- **What to produce**:
Of all the lines in the records below, how many hold the word "true"? Give the number alone.

(Dataset items)

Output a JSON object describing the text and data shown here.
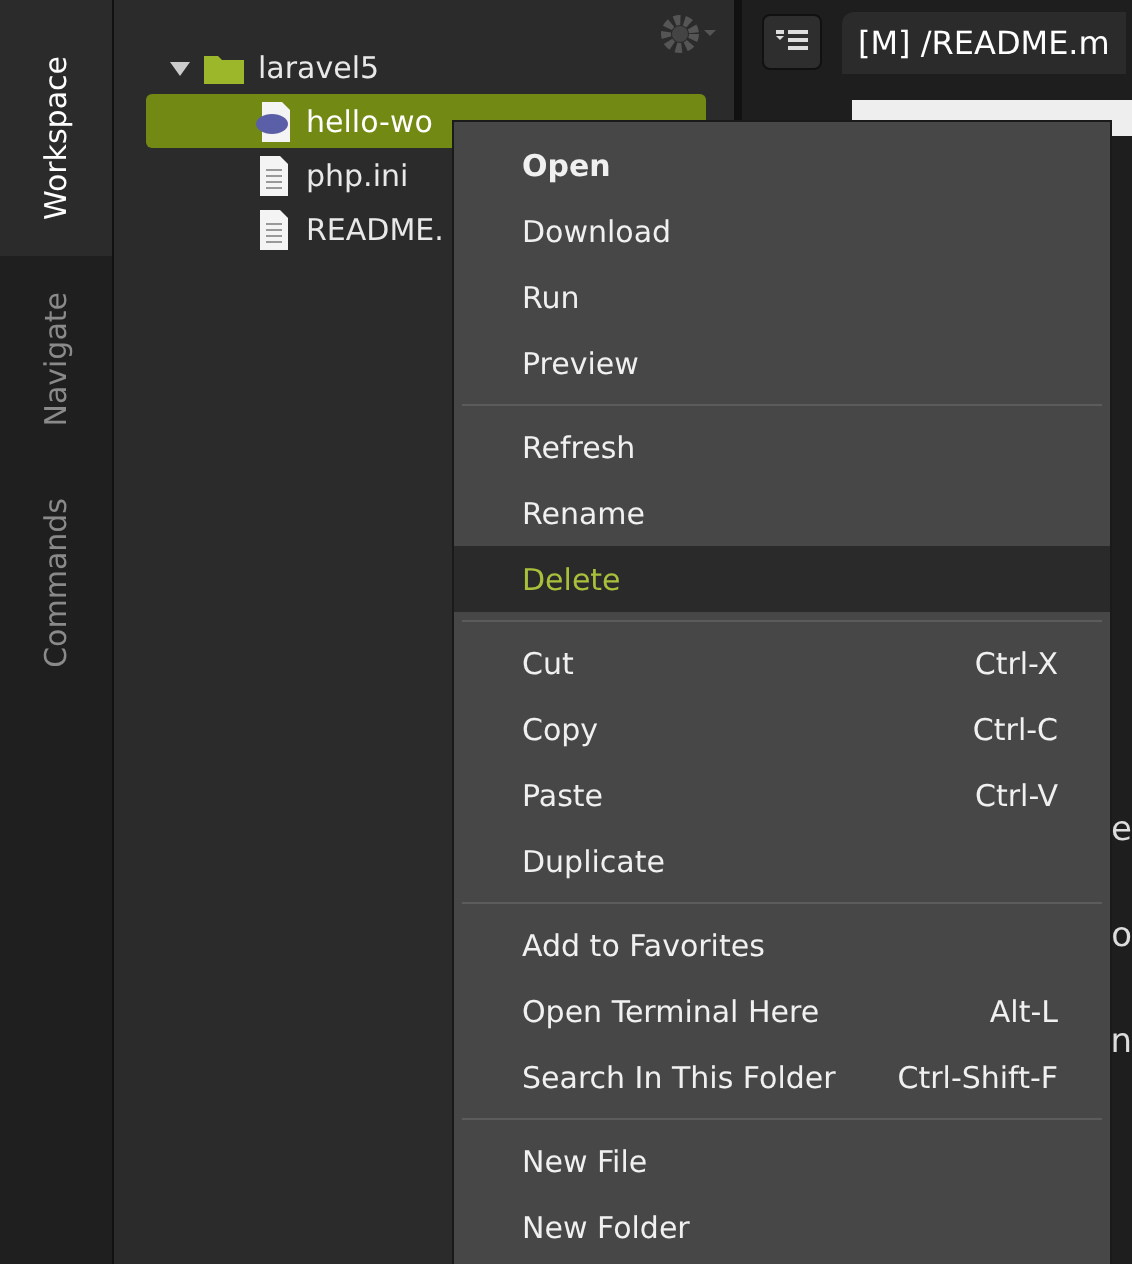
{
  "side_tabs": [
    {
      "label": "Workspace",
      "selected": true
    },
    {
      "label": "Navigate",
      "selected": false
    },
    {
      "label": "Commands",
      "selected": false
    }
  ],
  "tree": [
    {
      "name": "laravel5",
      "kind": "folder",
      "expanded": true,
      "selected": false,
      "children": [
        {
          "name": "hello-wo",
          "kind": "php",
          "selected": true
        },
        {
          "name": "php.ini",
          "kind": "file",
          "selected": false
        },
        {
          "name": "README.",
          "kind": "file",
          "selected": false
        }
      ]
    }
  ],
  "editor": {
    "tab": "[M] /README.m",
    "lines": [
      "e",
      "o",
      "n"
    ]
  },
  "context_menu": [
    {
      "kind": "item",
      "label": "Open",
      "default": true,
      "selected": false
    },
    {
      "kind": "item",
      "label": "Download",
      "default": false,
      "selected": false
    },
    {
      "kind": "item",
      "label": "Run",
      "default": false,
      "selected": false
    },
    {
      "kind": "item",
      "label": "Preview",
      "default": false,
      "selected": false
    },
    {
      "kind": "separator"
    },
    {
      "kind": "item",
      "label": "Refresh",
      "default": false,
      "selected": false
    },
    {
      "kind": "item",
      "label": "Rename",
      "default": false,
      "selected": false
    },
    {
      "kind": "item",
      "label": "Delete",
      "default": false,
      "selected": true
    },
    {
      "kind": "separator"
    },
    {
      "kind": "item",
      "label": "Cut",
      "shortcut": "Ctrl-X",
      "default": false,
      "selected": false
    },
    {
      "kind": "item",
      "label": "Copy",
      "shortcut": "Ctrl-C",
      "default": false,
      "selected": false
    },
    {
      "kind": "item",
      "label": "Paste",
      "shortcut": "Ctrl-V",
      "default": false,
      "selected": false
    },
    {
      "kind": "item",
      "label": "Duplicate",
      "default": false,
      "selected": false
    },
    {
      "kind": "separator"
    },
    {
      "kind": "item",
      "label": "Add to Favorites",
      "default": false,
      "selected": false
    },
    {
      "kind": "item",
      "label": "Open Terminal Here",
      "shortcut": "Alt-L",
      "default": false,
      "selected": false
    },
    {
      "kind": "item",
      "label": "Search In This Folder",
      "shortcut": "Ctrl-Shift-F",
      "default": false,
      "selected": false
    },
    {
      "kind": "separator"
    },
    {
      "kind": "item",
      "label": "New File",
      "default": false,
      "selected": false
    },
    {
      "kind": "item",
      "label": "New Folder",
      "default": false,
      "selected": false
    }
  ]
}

...

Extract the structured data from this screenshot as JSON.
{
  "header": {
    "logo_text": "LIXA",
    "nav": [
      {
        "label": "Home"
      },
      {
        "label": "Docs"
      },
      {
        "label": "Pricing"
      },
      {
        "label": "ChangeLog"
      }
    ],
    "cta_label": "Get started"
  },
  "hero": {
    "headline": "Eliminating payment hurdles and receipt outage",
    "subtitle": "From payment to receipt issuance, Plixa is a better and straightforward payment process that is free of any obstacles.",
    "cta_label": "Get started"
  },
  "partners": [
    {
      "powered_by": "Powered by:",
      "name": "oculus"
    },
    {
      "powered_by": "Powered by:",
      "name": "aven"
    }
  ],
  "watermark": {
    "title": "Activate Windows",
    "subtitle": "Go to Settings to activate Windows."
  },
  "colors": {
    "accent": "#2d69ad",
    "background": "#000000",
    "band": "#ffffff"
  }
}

- **Complete answer**:
5